───── Document ─────
From 2/24/2022 until 3/19/2024, gpsjam.org was the only site with
regularly updated GPS jamming maps. On Twitter, @auonsson
(https://twitter.com/auonsson) and @rundradion
(https://twitter.com/rundradion) have been posting geospatial and
other analysis of similar data for the past several months at least,
and @x00live (https://twitter.com/x00live) has looked at ADS-B and GPS
interference for a while too. (I'm not even going to try to catalog
academic or government efforts, though I will mention HawkEye 360's
satellite based GPS interference mapping:
https://spacenews.com/hawkeye-360-gps-ukr/)
"If line of sight to the jamming antenna is required to be jammed, why
do aircraft not have a downwards shield so that they only receive GPS
signal from the sky (satellites) and not from jammers (coming from the
bottom hemisphere)? Or is the jamming signal so many orders of
magnitudes stronger than the satellites that there's always going to
be some gain no matter how good the shield is?"
Yes, GPS signals are so weak (below the noise floor!) that it's just
super easy to overpower them with terrestrial (or airborne)
jammers. But there are special antennas and other techniques for
building jam-resistant systems, e.g. "controlled reception pattern
antennas" (CRPA):
https://www.gpsworld.com/anti-jam-technology-demystifying-th...
But I think the main reason most civilian aircraft systems aren't jam
resistant is because they didn't need to be--For the past several
decades GPS jamming has been a much smaller issue than it is now, and
I don't think there was sufficient reason to spend time and money on
what would have been an over-engineered, mostly unnecessary
system. But the situation is changing, and I expect anti-jamming to
become a more significant concern by equipment manufacturers and
aviation authorities.
[Edited to add:]
"I'm in the middle of one of the red blobs on the map and just used my
phone with google maps to drive around. It worked fine."
From the GPSJAM FAQ: ""I live in one of the red zones and my GPS was
fine?""
(https://gpsjam.org/faq/#i-live-in-one-of-the-red-zones). Yeah, the
answer is, as you mentioned, aircraft fly at higher altitudes, so they
get much longer line of sight to the jammer.
On the general idea of using ADS-B to map GPS interference, when I
thought of this idea I was pretty excited. I realized that if you had
access to worldwide ADS-B data, which ADS-B Exchange graciously gave
me as part of my Advisory Circular project
(https://news.ycombinator.com/item?id=24188661), you could also make a
worldwide map of GPS jamming, and I hadn't seen anyone do that before
(later I found some researchers who realized you could get GPS jamming
information from ADS-B, but they only looked at a couple
aircraft).
───── Data excerpts ─────
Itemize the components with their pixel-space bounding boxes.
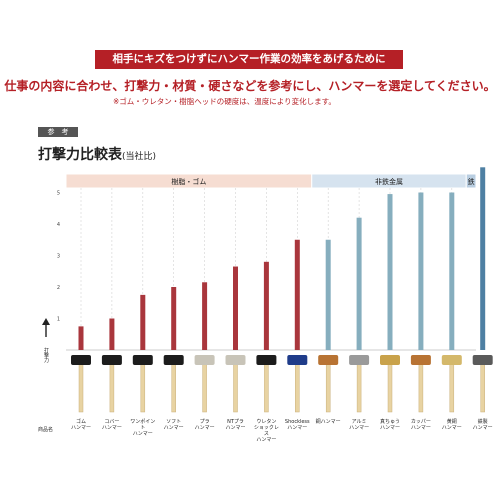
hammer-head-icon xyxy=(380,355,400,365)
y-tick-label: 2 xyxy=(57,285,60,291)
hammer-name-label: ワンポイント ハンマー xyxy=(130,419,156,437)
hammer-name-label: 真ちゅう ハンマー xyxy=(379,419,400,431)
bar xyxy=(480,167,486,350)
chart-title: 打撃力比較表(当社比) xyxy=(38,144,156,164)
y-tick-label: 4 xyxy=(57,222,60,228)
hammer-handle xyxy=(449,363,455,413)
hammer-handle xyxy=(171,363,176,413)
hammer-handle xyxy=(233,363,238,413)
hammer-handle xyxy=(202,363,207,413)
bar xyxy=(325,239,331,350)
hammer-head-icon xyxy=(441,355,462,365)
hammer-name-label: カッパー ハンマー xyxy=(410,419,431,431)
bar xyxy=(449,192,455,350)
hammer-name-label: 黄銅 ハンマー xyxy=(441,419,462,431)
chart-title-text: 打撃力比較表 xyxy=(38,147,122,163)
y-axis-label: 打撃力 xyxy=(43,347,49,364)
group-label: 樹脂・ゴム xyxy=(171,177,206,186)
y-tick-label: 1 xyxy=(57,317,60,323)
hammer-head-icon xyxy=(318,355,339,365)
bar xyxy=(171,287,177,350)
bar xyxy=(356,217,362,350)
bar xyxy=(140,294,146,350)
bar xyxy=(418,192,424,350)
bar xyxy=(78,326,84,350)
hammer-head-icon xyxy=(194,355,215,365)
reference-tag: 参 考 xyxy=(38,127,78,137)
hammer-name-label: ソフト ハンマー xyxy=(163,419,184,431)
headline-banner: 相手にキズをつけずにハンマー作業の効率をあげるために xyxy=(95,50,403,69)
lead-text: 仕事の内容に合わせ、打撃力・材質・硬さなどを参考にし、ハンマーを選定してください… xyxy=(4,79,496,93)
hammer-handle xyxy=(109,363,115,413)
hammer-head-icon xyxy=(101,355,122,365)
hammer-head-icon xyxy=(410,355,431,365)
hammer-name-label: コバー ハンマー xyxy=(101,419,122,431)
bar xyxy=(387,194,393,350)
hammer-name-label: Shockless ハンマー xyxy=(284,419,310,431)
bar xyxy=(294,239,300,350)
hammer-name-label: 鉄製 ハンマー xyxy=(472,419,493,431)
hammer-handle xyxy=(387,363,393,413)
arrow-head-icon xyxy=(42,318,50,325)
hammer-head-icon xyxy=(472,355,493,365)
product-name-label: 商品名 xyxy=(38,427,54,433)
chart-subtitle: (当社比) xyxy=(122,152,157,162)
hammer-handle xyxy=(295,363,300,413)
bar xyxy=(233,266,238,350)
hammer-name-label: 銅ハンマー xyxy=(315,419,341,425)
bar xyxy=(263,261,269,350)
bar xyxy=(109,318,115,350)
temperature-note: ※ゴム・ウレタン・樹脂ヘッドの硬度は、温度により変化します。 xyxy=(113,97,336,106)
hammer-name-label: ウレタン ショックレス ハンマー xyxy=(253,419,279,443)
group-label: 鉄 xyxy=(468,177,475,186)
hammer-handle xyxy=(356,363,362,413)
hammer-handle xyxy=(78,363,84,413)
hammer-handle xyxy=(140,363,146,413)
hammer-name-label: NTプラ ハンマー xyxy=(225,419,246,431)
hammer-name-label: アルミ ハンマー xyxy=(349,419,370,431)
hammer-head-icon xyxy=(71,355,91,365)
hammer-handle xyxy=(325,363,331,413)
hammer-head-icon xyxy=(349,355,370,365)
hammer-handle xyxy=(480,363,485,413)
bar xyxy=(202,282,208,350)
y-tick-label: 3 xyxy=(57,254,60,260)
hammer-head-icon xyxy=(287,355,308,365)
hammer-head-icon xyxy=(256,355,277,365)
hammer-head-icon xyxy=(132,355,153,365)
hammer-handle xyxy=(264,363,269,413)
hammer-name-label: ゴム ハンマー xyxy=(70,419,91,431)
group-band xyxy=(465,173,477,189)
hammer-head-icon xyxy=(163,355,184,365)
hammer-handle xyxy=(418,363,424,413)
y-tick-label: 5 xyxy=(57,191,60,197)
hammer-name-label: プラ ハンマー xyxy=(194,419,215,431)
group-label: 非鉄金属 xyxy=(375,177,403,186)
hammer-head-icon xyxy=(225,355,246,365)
─────
▶ [Short task]: Please continue the post on mapping GPS jamming with ADS-B data, starting right after its last sentence.

▶ [Exercise result]:
I just think it's pretty neat that even though there were multiple
companies devoted to processing, analyzing, and selling ADS-B data,
and ADS-B data is not all that complicated, none of those companies
had realized this new way of using it. Sometimes there's gold left
even in data that you think must have been completely mined out.
Even specifically looking at ADS-B data as it relates to GPS
interference, there's still lots to be done! FR24 is mapping jamming,
but I don't think anyone else has made worldwide maps of spoofing
(yet!): https://twitter.com/lemonodor/status/1770515361739493488
[Edited to add more:]
With respect to safety issues, yes, aircraft have redundant navigation
systems. But GPS is one of the important layers that add safety to
aviation, and it is not at all normal for entire countries or even
larger regions to lsoe GPS while still maintaining passenger
flights. This Eurocontrol presentation, "GNSS Interference and Civil
Aviation", has lots of details:
https://rntfnd.org/wp-content/uploads/Aviation-GNSS-interfer...
From the presentation:
Aviation Safety is built on two main principles:
• Trust your instruments
• Follow standard operating procedure
GNSS RFI causes pilots to have to question both principles!
There have been close calls due to lack of GPS. It increases workload
for both pilots and controllers, which is a safety issue by
itself. Despite a lot of airlines and government aviation agencies
saying everything is fine, they're not really prepared for a world
with frequent GPS denial, and everything is not fine. Industry and
government are organizing emergency meetings about how to handle this
in a less ad hoc way than they have been so far (commercial aviation
is kind of the opposite of ad hoc).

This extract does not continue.